Work to complete: Place the lines of the items that begin with the line containing "cake-note-line: 今日のケーキは１種類です、 [615, 183, 727, 193]" and end with the line containing "desc-line: ハーフサイズのケーキもしくはクレームブリュレと、 [355, 262, 513, 270]", both included, into a numbered list, omitting any blank lines.

# Data provided start

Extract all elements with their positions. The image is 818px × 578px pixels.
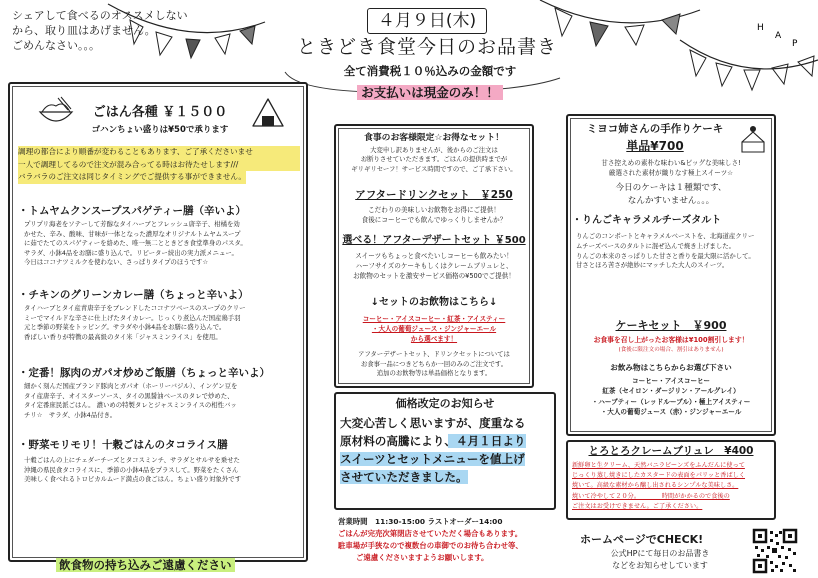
cake-note-line: 今日のケーキは１種類です、 [615, 183, 727, 193]
dessert-set-desc [340, 251, 528, 281]
menu-item-desc [24, 220, 302, 268]
cake-drinks-title: お飲み物はこちらからお選び下さい [610, 363, 732, 372]
price-notice-body [340, 414, 552, 486]
drink-option: から選べます！ [410, 335, 458, 344]
desc-line: 今日はココナツミルクを使わない、さっぱりタイプのほうです☆ [24, 258, 209, 267]
desc-line: タイハーブとタイ産青唐辛子をブレンドしたココナツベースのスープのクリー [24, 304, 246, 312]
desc-line: アフターデザートセット、ドリンクセットについては [358, 350, 510, 358]
desc-line: 新鮮卵と生クリーム、天然バニラビーンズをふんだんに使って [572, 462, 745, 469]
drink-option: ・大人の葡萄ジュース・ジンジャーエール [371, 325, 497, 334]
desc-line: ハーフサイズのケーキもしくはクレームブリュレと、 [355, 262, 513, 270]
brulee-title: とろとろクレームブリュレ ¥400 [588, 445, 754, 457]
desc-line: タイ産唐辛子、オイスターソース、タイの黒醤油ベースのタレで炒めた、 [24, 391, 234, 400]
desc-line: チリ☆ サラダ、小鉢4品付き。 [24, 410, 117, 419]
sellout-text: ごはんが完売次第閉店させていただく場合もあります。 [338, 529, 523, 538]
desc-line: ムチーズベースのタルトに混ぜ込んで焼き上げました。 [576, 241, 735, 250]
tax-note: 全て消費税１０％込みの金額です [343, 64, 517, 78]
page-title: ときどき食堂今日のお品書き [296, 36, 557, 58]
cake-desc [572, 158, 770, 178]
svg-text:H: H [757, 23, 764, 33]
drink-option: ・ハーブティー（レッドルーブル）・極上アイスティー [591, 397, 751, 406]
desc-line: ギリギリセーフ！サービス時間ですので、ご了承下さい。 [351, 164, 517, 173]
cake-title: ミヨコ姉さんの手作りケーキ [586, 123, 724, 135]
hours-text: 営業時間 11:30-15:00 ラストオーダー14:00 [338, 517, 503, 526]
drink-option: ・大人の葡萄ジュース（赤）・ジンジャーエール [600, 408, 742, 417]
drink-option: 紅茶（セイロン・ダージリン・アールグレイ） [602, 387, 740, 396]
desc-line: 焼いて。高級な素材から醸し出されるシンプルな美味しさ。 [572, 482, 739, 490]
drink-set-desc [340, 205, 528, 225]
menu-item-title: ・トムヤムクンスープスパゲティー膳（辛いよ） [18, 205, 247, 217]
menu-item-title: ・野菜モリモリ！十穀ごはんのタコライス膳 [18, 439, 228, 451]
cake-drinks-list [572, 376, 770, 418]
drinks-list [340, 314, 528, 345]
desc-line: 公式HPにて毎日のお品書き [610, 549, 710, 558]
cake-set-title: ケーキセット ￥900 [615, 319, 727, 332]
desc-line: ご注文はお受けできません。ご了承ください。 [572, 502, 703, 510]
cake-note [572, 182, 770, 208]
drink-set-title: アフタードリンクセット ￥250 [355, 189, 513, 201]
price-line: スイーツとセットメニューを値上げ [340, 452, 525, 466]
homepage-desc [580, 548, 740, 572]
top-note-line: シェアして食べるのオススメしない [12, 9, 188, 22]
cash-note: お支払いは現金のみ！！ [357, 85, 503, 100]
parking-text: ご遠慮くださいますようお願いします。 [356, 553, 489, 562]
desc-line: 大変申し訳ありませんが、後からのご注文は [370, 146, 498, 154]
notice-block [18, 146, 300, 184]
set-desc [340, 146, 528, 174]
desc-line: プリプリ海老をソテーして芳醇なタイハーブとフレッシュ唐辛子、柑橘を効 [24, 220, 240, 228]
shop-info [338, 516, 570, 564]
top-note-line: から、取り皿はあげません。 [12, 24, 156, 37]
menu-item-title: ・定番！豚肉のガパオ炒めご飯膳（ちょっと辛いよ） [18, 367, 270, 379]
footer-note-wrap [56, 554, 235, 573]
cake-icon [738, 124, 768, 154]
desc-line: タイ定番庶民派ごはん。 濃いめの特製タレとジャスミンライスの相性バッ [24, 401, 237, 410]
notice-line: 調理の都合により順番が変わることもあります、ご了承くださいませ [18, 146, 300, 159]
menu-item-title: ・チキンのグリーンカレー膳（ちょっと辛いよ） [18, 289, 249, 301]
cake-note-line: なんかすいません。。。 [627, 196, 715, 206]
desc-line: 十穀ごはんの上にチェダーチーズとタコスミンチ、サラダとサルサを乗せた [24, 456, 240, 464]
menu-item-desc [24, 304, 302, 342]
price-notice-title: 価格改定のお知らせ [395, 397, 495, 410]
price-line-wrap [340, 450, 552, 468]
notice-line: バラバラのご注文は同じタイミングでご提供する事ができません。 [18, 171, 246, 184]
drink-option: コーヒー・アイスコーヒー [632, 377, 710, 385]
desc-line: お断りさせていただきます。ごはんの提供時までが [360, 155, 508, 164]
desc-line: 沖縄の県民食タコライスに、季節の小鉢4品をプラスして。野菜をたくさん [24, 465, 239, 474]
desc-line: 焼いて冷やして２０分。 時間がかかるので食後の [572, 492, 730, 500]
desc-line: ミーでマイルドな辛さに仕上げたタイカレー。じっくり煮込んだ国産鶏手羽 [24, 313, 241, 322]
top-note [12, 8, 262, 53]
desc-line: じっくり蒸し焼きにしたカスタードの表面をパリッと香ばしく [572, 472, 746, 480]
set-title: 食事のお客様限定☆お得なセット！ [364, 133, 504, 143]
rice-title: ごはん各種 ￥１５００ [92, 105, 228, 120]
price-line: 大変心苦しく思いますが、度重なる [340, 416, 526, 430]
cake-single-price: 単品¥700 [626, 139, 684, 153]
desc-line: お飲物のセットを激安サービス価格の¥500でご提供！ [353, 272, 515, 280]
header-date: ４月９日(木) [367, 8, 487, 34]
drinks-title: ↓セットのお飲物はこちら↓ [370, 297, 498, 308]
drinks-note [340, 350, 528, 379]
desc-line: スイーツもちょっと食べたいしコーヒーも飲みたい！ [355, 252, 513, 260]
desc-line: 元と季節の野菜をトッピング。サラダや小鉢4品をお膳に盛り込んで。 [24, 323, 226, 332]
desc-line: 細かく刻んだ国産ブランド豚肉とガパオ（ホーリーバジル）、インゲン豆を [24, 382, 238, 390]
cash-note-wrap [300, 82, 560, 101]
svg-text:A: A [775, 31, 782, 41]
desc-line: 食後にコーヒーでも飲んでゆっくりしませんか？ [361, 216, 507, 224]
desc-line: 甘さとほろ苦さが絶妙にマッチした大人のスイーツ。 [576, 261, 729, 270]
price-line-wrap [340, 432, 552, 450]
footer-note: 飲食物の持ち込みご遠慮ください [56, 558, 235, 572]
desc-line: に茹でたてのスパゲティーを絡めた、唯一無二とときどき食堂準身のパスタ。 [24, 239, 247, 248]
desc-line: りんごの本来のさっぱりした甘さと香りを最大限に活かして。 [576, 251, 755, 260]
menu-item-desc [24, 382, 302, 420]
cheese-tart-title: ・りんごキャラメルチーズタルト [572, 215, 722, 226]
notice-line: 一人で調理してるので注文が混み合ってる時はお待たせします/// [18, 159, 300, 172]
cake-set-discount: お食事を召し上がったお客様は¥100割引します！ [593, 336, 749, 344]
desc-line: サラダ、小鉢4品をお膳に盛り込んで。リピーター続出の実力派メニュー。 [24, 248, 238, 257]
desc-line: などをお知らせしています [612, 561, 708, 570]
parking-text: 駐車場が手狭なので複数台の車御でのお待ち合わせ等、 [338, 541, 523, 550]
desc-line: 香ばしい香りが特徴の最高級のタイ米「ジャスミンライス」を使用。 [24, 332, 222, 341]
desc-line: 厳選された素材が織りなす極上スイーツ☆ [608, 169, 734, 177]
rice-subtitle: ゴハンちょい盛りは¥50で承ります [91, 125, 229, 135]
price-line: 原材料の高騰により、４月１日より [340, 434, 526, 448]
svg-text:P: P [792, 39, 798, 49]
desc-line: こだわりの美味しいお飲物をお得にご提供！ [368, 206, 500, 214]
price-line: させていただきました。 [340, 470, 468, 484]
desc-line: りんごのコンポートとキャラメルベーストを、北海道産クリー [576, 232, 755, 240]
price-line-wrap [340, 468, 552, 486]
header [262, 8, 592, 60]
homepage-title: ホームページでCHECK! [580, 533, 704, 546]
cheese-tart-desc [576, 232, 772, 271]
brulee-desc [572, 461, 772, 512]
top-note-line: ごめんなさい。。。 [12, 39, 100, 52]
menu-item-desc [24, 456, 302, 485]
desc-line: 甘さ控えめの素朴な味わい&ビッグな美味しさ! [601, 159, 741, 167]
dessert-set-title: 選べる！アフターデザートセット ￥500 [342, 235, 526, 246]
qr-code-icon[interactable] [752, 528, 798, 574]
desc-line: かせた、辛み、酸味、甘味が一体となった濃厚なオリジナルトムヤムスープ [24, 229, 241, 238]
desc-line: 美味しく食べれるトロピカルムード満点の食ごはん。ちょい盛り対象外です [24, 475, 242, 484]
drink-option: コーヒー・アイスコーヒー・紅茶・アイスティー [362, 315, 506, 323]
desc-line: 追加のお飲物等は単品価格となります。 [376, 369, 492, 378]
cake-set-discount-note: (食後に限注文の場合、割引はありません) [618, 347, 724, 353]
desc-line: お食事一品につきどちらか一回のみのご注文です。 [360, 359, 508, 368]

# Data provided end

Exercise solution:
1. cake-note-line: 今日のケーキは１種類です、 [615, 183, 727, 193]
2. dessert-set-desc [340, 251, 528, 281]
3. menu-item-desc [24, 220, 302, 268]
4. cake-drinks-title: お飲み物はこちらからお選び下さい [610, 363, 732, 372]
5. price-notice-body [340, 414, 552, 486]
6. drink-option: から選べます！ [410, 335, 458, 344]
7. desc-line: 今日はココナツミルクを使わない、さっぱりタイプのほうです☆ [24, 258, 209, 267]
8. desc-line: タイハーブとタイ産青唐辛子をブレンドしたココナツベースのスープのクリー [24, 304, 246, 312]
9. desc-line: アフターデザートセット、ドリンクセットについては [358, 350, 510, 358]
10. desc-line: 新鮮卵と生クリーム、天然バニラビーンズをふんだんに使って [572, 462, 745, 469]
11. drink-option: ・大人の葡萄ジュース・ジンジャーエール [371, 325, 497, 334]
12. desc-line: ハーフサイズのケーキもしくはクレームブリュレと、 [355, 262, 513, 270]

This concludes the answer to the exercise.